-- WHAT YOU SHOULD DO --
Only the pictures are omitted; repeat all other data exactly.

-- RECORD SET --
========================
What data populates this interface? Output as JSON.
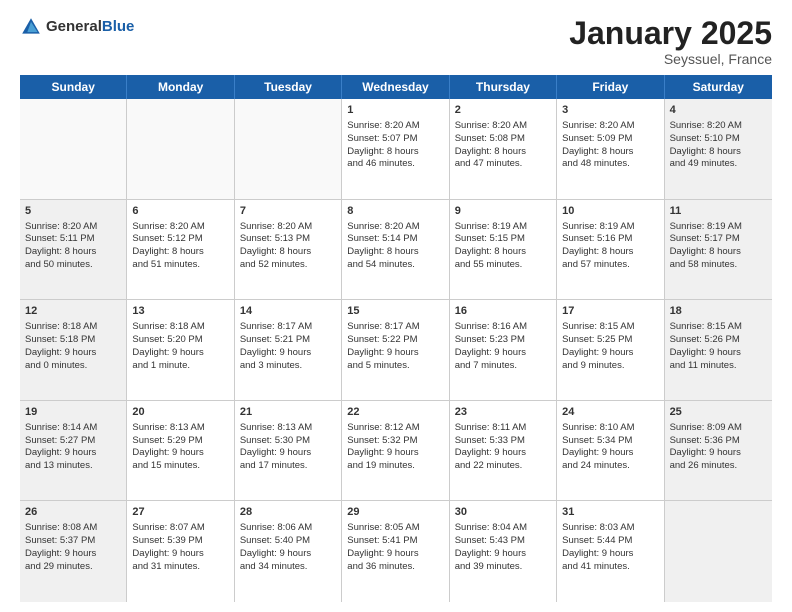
{
  "logo": {
    "general": "General",
    "blue": "Blue"
  },
  "header": {
    "month": "January 2025",
    "location": "Seyssuel, France"
  },
  "weekdays": [
    "Sunday",
    "Monday",
    "Tuesday",
    "Wednesday",
    "Thursday",
    "Friday",
    "Saturday"
  ],
  "weeks": [
    [
      {
        "day": "",
        "info": "",
        "shaded": false,
        "empty": true
      },
      {
        "day": "",
        "info": "",
        "shaded": false,
        "empty": true
      },
      {
        "day": "",
        "info": "",
        "shaded": false,
        "empty": true
      },
      {
        "day": "1",
        "info": "Sunrise: 8:20 AM\nSunset: 5:07 PM\nDaylight: 8 hours\nand 46 minutes.",
        "shaded": false,
        "empty": false
      },
      {
        "day": "2",
        "info": "Sunrise: 8:20 AM\nSunset: 5:08 PM\nDaylight: 8 hours\nand 47 minutes.",
        "shaded": false,
        "empty": false
      },
      {
        "day": "3",
        "info": "Sunrise: 8:20 AM\nSunset: 5:09 PM\nDaylight: 8 hours\nand 48 minutes.",
        "shaded": false,
        "empty": false
      },
      {
        "day": "4",
        "info": "Sunrise: 8:20 AM\nSunset: 5:10 PM\nDaylight: 8 hours\nand 49 minutes.",
        "shaded": true,
        "empty": false
      }
    ],
    [
      {
        "day": "5",
        "info": "Sunrise: 8:20 AM\nSunset: 5:11 PM\nDaylight: 8 hours\nand 50 minutes.",
        "shaded": true,
        "empty": false
      },
      {
        "day": "6",
        "info": "Sunrise: 8:20 AM\nSunset: 5:12 PM\nDaylight: 8 hours\nand 51 minutes.",
        "shaded": false,
        "empty": false
      },
      {
        "day": "7",
        "info": "Sunrise: 8:20 AM\nSunset: 5:13 PM\nDaylight: 8 hours\nand 52 minutes.",
        "shaded": false,
        "empty": false
      },
      {
        "day": "8",
        "info": "Sunrise: 8:20 AM\nSunset: 5:14 PM\nDaylight: 8 hours\nand 54 minutes.",
        "shaded": false,
        "empty": false
      },
      {
        "day": "9",
        "info": "Sunrise: 8:19 AM\nSunset: 5:15 PM\nDaylight: 8 hours\nand 55 minutes.",
        "shaded": false,
        "empty": false
      },
      {
        "day": "10",
        "info": "Sunrise: 8:19 AM\nSunset: 5:16 PM\nDaylight: 8 hours\nand 57 minutes.",
        "shaded": false,
        "empty": false
      },
      {
        "day": "11",
        "info": "Sunrise: 8:19 AM\nSunset: 5:17 PM\nDaylight: 8 hours\nand 58 minutes.",
        "shaded": true,
        "empty": false
      }
    ],
    [
      {
        "day": "12",
        "info": "Sunrise: 8:18 AM\nSunset: 5:18 PM\nDaylight: 9 hours\nand 0 minutes.",
        "shaded": true,
        "empty": false
      },
      {
        "day": "13",
        "info": "Sunrise: 8:18 AM\nSunset: 5:20 PM\nDaylight: 9 hours\nand 1 minute.",
        "shaded": false,
        "empty": false
      },
      {
        "day": "14",
        "info": "Sunrise: 8:17 AM\nSunset: 5:21 PM\nDaylight: 9 hours\nand 3 minutes.",
        "shaded": false,
        "empty": false
      },
      {
        "day": "15",
        "info": "Sunrise: 8:17 AM\nSunset: 5:22 PM\nDaylight: 9 hours\nand 5 minutes.",
        "shaded": false,
        "empty": false
      },
      {
        "day": "16",
        "info": "Sunrise: 8:16 AM\nSunset: 5:23 PM\nDaylight: 9 hours\nand 7 minutes.",
        "shaded": false,
        "empty": false
      },
      {
        "day": "17",
        "info": "Sunrise: 8:15 AM\nSunset: 5:25 PM\nDaylight: 9 hours\nand 9 minutes.",
        "shaded": false,
        "empty": false
      },
      {
        "day": "18",
        "info": "Sunrise: 8:15 AM\nSunset: 5:26 PM\nDaylight: 9 hours\nand 11 minutes.",
        "shaded": true,
        "empty": false
      }
    ],
    [
      {
        "day": "19",
        "info": "Sunrise: 8:14 AM\nSunset: 5:27 PM\nDaylight: 9 hours\nand 13 minutes.",
        "shaded": true,
        "empty": false
      },
      {
        "day": "20",
        "info": "Sunrise: 8:13 AM\nSunset: 5:29 PM\nDaylight: 9 hours\nand 15 minutes.",
        "shaded": false,
        "empty": false
      },
      {
        "day": "21",
        "info": "Sunrise: 8:13 AM\nSunset: 5:30 PM\nDaylight: 9 hours\nand 17 minutes.",
        "shaded": false,
        "empty": false
      },
      {
        "day": "22",
        "info": "Sunrise: 8:12 AM\nSunset: 5:32 PM\nDaylight: 9 hours\nand 19 minutes.",
        "shaded": false,
        "empty": false
      },
      {
        "day": "23",
        "info": "Sunrise: 8:11 AM\nSunset: 5:33 PM\nDaylight: 9 hours\nand 22 minutes.",
        "shaded": false,
        "empty": false
      },
      {
        "day": "24",
        "info": "Sunrise: 8:10 AM\nSunset: 5:34 PM\nDaylight: 9 hours\nand 24 minutes.",
        "shaded": false,
        "empty": false
      },
      {
        "day": "25",
        "info": "Sunrise: 8:09 AM\nSunset: 5:36 PM\nDaylight: 9 hours\nand 26 minutes.",
        "shaded": true,
        "empty": false
      }
    ],
    [
      {
        "day": "26",
        "info": "Sunrise: 8:08 AM\nSunset: 5:37 PM\nDaylight: 9 hours\nand 29 minutes.",
        "shaded": true,
        "empty": false
      },
      {
        "day": "27",
        "info": "Sunrise: 8:07 AM\nSunset: 5:39 PM\nDaylight: 9 hours\nand 31 minutes.",
        "shaded": false,
        "empty": false
      },
      {
        "day": "28",
        "info": "Sunrise: 8:06 AM\nSunset: 5:40 PM\nDaylight: 9 hours\nand 34 minutes.",
        "shaded": false,
        "empty": false
      },
      {
        "day": "29",
        "info": "Sunrise: 8:05 AM\nSunset: 5:41 PM\nDaylight: 9 hours\nand 36 minutes.",
        "shaded": false,
        "empty": false
      },
      {
        "day": "30",
        "info": "Sunrise: 8:04 AM\nSunset: 5:43 PM\nDaylight: 9 hours\nand 39 minutes.",
        "shaded": false,
        "empty": false
      },
      {
        "day": "31",
        "info": "Sunrise: 8:03 AM\nSunset: 5:44 PM\nDaylight: 9 hours\nand 41 minutes.",
        "shaded": false,
        "empty": false
      },
      {
        "day": "",
        "info": "",
        "shaded": true,
        "empty": true
      }
    ]
  ]
}
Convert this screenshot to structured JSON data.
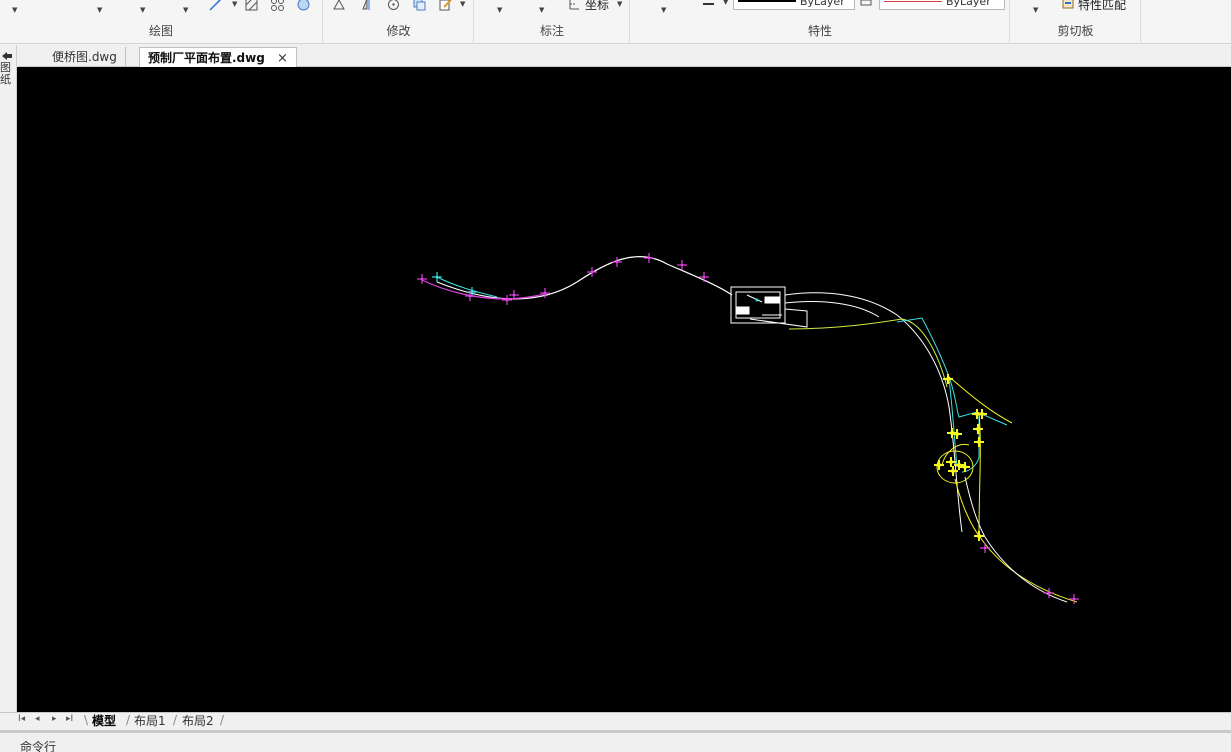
{
  "ribbon": {
    "groups": {
      "draw": {
        "label": "绘图"
      },
      "modify": {
        "label": "修改"
      },
      "annotate": {
        "label": "标注",
        "coord_label": "坐标"
      },
      "properties": {
        "label": "特性",
        "color_value": "ByLayer",
        "linetype_value": "ByLayer"
      },
      "clipboard": {
        "label": "剪切板",
        "match_label": "特性匹配"
      }
    }
  },
  "tabs": [
    {
      "label": "便桥图.dwg",
      "active": false
    },
    {
      "label": "预制厂平面布置.dwg",
      "active": true
    }
  ],
  "tab_close": "×",
  "left_strip": {
    "text": "图纸"
  },
  "layout_tabs": [
    {
      "label": "模型",
      "active": true
    },
    {
      "label": "布局1",
      "active": false
    },
    {
      "label": "布局2",
      "active": false
    }
  ],
  "command_line": {
    "label": "命令行"
  },
  "colors": {
    "canvas_bg": "#000000",
    "white_line": "#ffffff",
    "magenta": "#e040e0",
    "cyan": "#3de0e0",
    "yellow": "#f5f520",
    "linetype_red": "#d04040"
  }
}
========================
-- RESULT --
What data populates this interface? Output as JSON.
{
  "logo": {
    "general": "General",
    "blue": "Blue"
  },
  "header": {
    "month": "January 2025",
    "location": "Seyssuel, France"
  },
  "weekdays": [
    "Sunday",
    "Monday",
    "Tuesday",
    "Wednesday",
    "Thursday",
    "Friday",
    "Saturday"
  ],
  "weeks": [
    [
      {
        "day": "",
        "info": "",
        "shaded": false,
        "empty": true
      },
      {
        "day": "",
        "info": "",
        "shaded": false,
        "empty": true
      },
      {
        "day": "",
        "info": "",
        "shaded": false,
        "empty": true
      },
      {
        "day": "1",
        "info": "Sunrise: 8:20 AM\nSunset: 5:07 PM\nDaylight: 8 hours\nand 46 minutes.",
        "shaded": false,
        "empty": false
      },
      {
        "day": "2",
        "info": "Sunrise: 8:20 AM\nSunset: 5:08 PM\nDaylight: 8 hours\nand 47 minutes.",
        "shaded": false,
        "empty": false
      },
      {
        "day": "3",
        "info": "Sunrise: 8:20 AM\nSunset: 5:09 PM\nDaylight: 8 hours\nand 48 minutes.",
        "shaded": false,
        "empty": false
      },
      {
        "day": "4",
        "info": "Sunrise: 8:20 AM\nSunset: 5:10 PM\nDaylight: 8 hours\nand 49 minutes.",
        "shaded": true,
        "empty": false
      }
    ],
    [
      {
        "day": "5",
        "info": "Sunrise: 8:20 AM\nSunset: 5:11 PM\nDaylight: 8 hours\nand 50 minutes.",
        "shaded": true,
        "empty": false
      },
      {
        "day": "6",
        "info": "Sunrise: 8:20 AM\nSunset: 5:12 PM\nDaylight: 8 hours\nand 51 minutes.",
        "shaded": false,
        "empty": false
      },
      {
        "day": "7",
        "info": "Sunrise: 8:20 AM\nSunset: 5:13 PM\nDaylight: 8 hours\nand 52 minutes.",
        "shaded": false,
        "empty": false
      },
      {
        "day": "8",
        "info": "Sunrise: 8:20 AM\nSunset: 5:14 PM\nDaylight: 8 hours\nand 54 minutes.",
        "shaded": false,
        "empty": false
      },
      {
        "day": "9",
        "info": "Sunrise: 8:19 AM\nSunset: 5:15 PM\nDaylight: 8 hours\nand 55 minutes.",
        "shaded": false,
        "empty": false
      },
      {
        "day": "10",
        "info": "Sunrise: 8:19 AM\nSunset: 5:16 PM\nDaylight: 8 hours\nand 57 minutes.",
        "shaded": false,
        "empty": false
      },
      {
        "day": "11",
        "info": "Sunrise: 8:19 AM\nSunset: 5:17 PM\nDaylight: 8 hours\nand 58 minutes.",
        "shaded": true,
        "empty": false
      }
    ],
    [
      {
        "day": "12",
        "info": "Sunrise: 8:18 AM\nSunset: 5:18 PM\nDaylight: 9 hours\nand 0 minutes.",
        "shaded": true,
        "empty": false
      },
      {
        "day": "13",
        "info": "Sunrise: 8:18 AM\nSunset: 5:20 PM\nDaylight: 9 hours\nand 1 minute.",
        "shaded": false,
        "empty": false
      },
      {
        "day": "14",
        "info": "Sunrise: 8:17 AM\nSunset: 5:21 PM\nDaylight: 9 hours\nand 3 minutes.",
        "shaded": false,
        "empty": false
      },
      {
        "day": "15",
        "info": "Sunrise: 8:17 AM\nSunset: 5:22 PM\nDaylight: 9 hours\nand 5 minutes.",
        "shaded": false,
        "empty": false
      },
      {
        "day": "16",
        "info": "Sunrise: 8:16 AM\nSunset: 5:23 PM\nDaylight: 9 hours\nand 7 minutes.",
        "shaded": false,
        "empty": false
      },
      {
        "day": "17",
        "info": "Sunrise: 8:15 AM\nSunset: 5:25 PM\nDaylight: 9 hours\nand 9 minutes.",
        "shaded": false,
        "empty": false
      },
      {
        "day": "18",
        "info": "Sunrise: 8:15 AM\nSunset: 5:26 PM\nDaylight: 9 hours\nand 11 minutes.",
        "shaded": true,
        "empty": false
      }
    ],
    [
      {
        "day": "19",
        "info": "Sunrise: 8:14 AM\nSunset: 5:27 PM\nDaylight: 9 hours\nand 13 minutes.",
        "shaded": true,
        "empty": false
      },
      {
        "day": "20",
        "info": "Sunrise: 8:13 AM\nSunset: 5:29 PM\nDaylight: 9 hours\nand 15 minutes.",
        "shaded": false,
        "empty": false
      },
      {
        "day": "21",
        "info": "Sunrise: 8:13 AM\nSunset: 5:30 PM\nDaylight: 9 hours\nand 17 minutes.",
        "shaded": false,
        "empty": false
      },
      {
        "day": "22",
        "info": "Sunrise: 8:12 AM\nSunset: 5:32 PM\nDaylight: 9 hours\nand 19 minutes.",
        "shaded": false,
        "empty": false
      },
      {
        "day": "23",
        "info": "Sunrise: 8:11 AM\nSunset: 5:33 PM\nDaylight: 9 hours\nand 22 minutes.",
        "shaded": false,
        "empty": false
      },
      {
        "day": "24",
        "info": "Sunrise: 8:10 AM\nSunset: 5:34 PM\nDaylight: 9 hours\nand 24 minutes.",
        "shaded": false,
        "empty": false
      },
      {
        "day": "25",
        "info": "Sunrise: 8:09 AM\nSunset: 5:36 PM\nDaylight: 9 hours\nand 26 minutes.",
        "shaded": true,
        "empty": false
      }
    ],
    [
      {
        "day": "26",
        "info": "Sunrise: 8:08 AM\nSunset: 5:37 PM\nDaylight: 9 hours\nand 29 minutes.",
        "shaded": true,
        "empty": false
      },
      {
        "day": "27",
        "info": "Sunrise: 8:07 AM\nSunset: 5:39 PM\nDaylight: 9 hours\nand 31 minutes.",
        "shaded": false,
        "empty": false
      },
      {
        "day": "28",
        "info": "Sunrise: 8:06 AM\nSunset: 5:40 PM\nDaylight: 9 hours\nand 34 minutes.",
        "shaded": false,
        "empty": false
      },
      {
        "day": "29",
        "info": "Sunrise: 8:05 AM\nSunset: 5:41 PM\nDaylight: 9 hours\nand 36 minutes.",
        "shaded": false,
        "empty": false
      },
      {
        "day": "30",
        "info": "Sunrise: 8:04 AM\nSunset: 5:43 PM\nDaylight: 9 hours\nand 39 minutes.",
        "shaded": false,
        "empty": false
      },
      {
        "day": "31",
        "info": "Sunrise: 8:03 AM\nSunset: 5:44 PM\nDaylight: 9 hours\nand 41 minutes.",
        "shaded": false,
        "empty": false
      },
      {
        "day": "",
        "info": "",
        "shaded": true,
        "empty": true
      }
    ]
  ]
}
Convert this screenshot to structured JSON data.
{
  "ribbon": {
    "groups": {
      "draw": {
        "label": "绘图"
      },
      "modify": {
        "label": "修改"
      },
      "annotate": {
        "label": "标注",
        "coord_label": "坐标"
      },
      "properties": {
        "label": "特性",
        "color_value": "ByLayer",
        "linetype_value": "ByLayer"
      },
      "clipboard": {
        "label": "剪切板",
        "match_label": "特性匹配"
      }
    }
  },
  "tabs": [
    {
      "label": "便桥图.dwg",
      "active": false
    },
    {
      "label": "预制厂平面布置.dwg",
      "active": true
    }
  ],
  "tab_close": "×",
  "left_strip": {
    "text": "图纸"
  },
  "layout_tabs": [
    {
      "label": "模型",
      "active": true
    },
    {
      "label": "布局1",
      "active": false
    },
    {
      "label": "布局2",
      "active": false
    }
  ],
  "command_line": {
    "label": "命令行"
  },
  "colors": {
    "canvas_bg": "#000000",
    "white_line": "#ffffff",
    "magenta": "#e040e0",
    "cyan": "#3de0e0",
    "yellow": "#f5f520",
    "linetype_red": "#d04040"
  }
}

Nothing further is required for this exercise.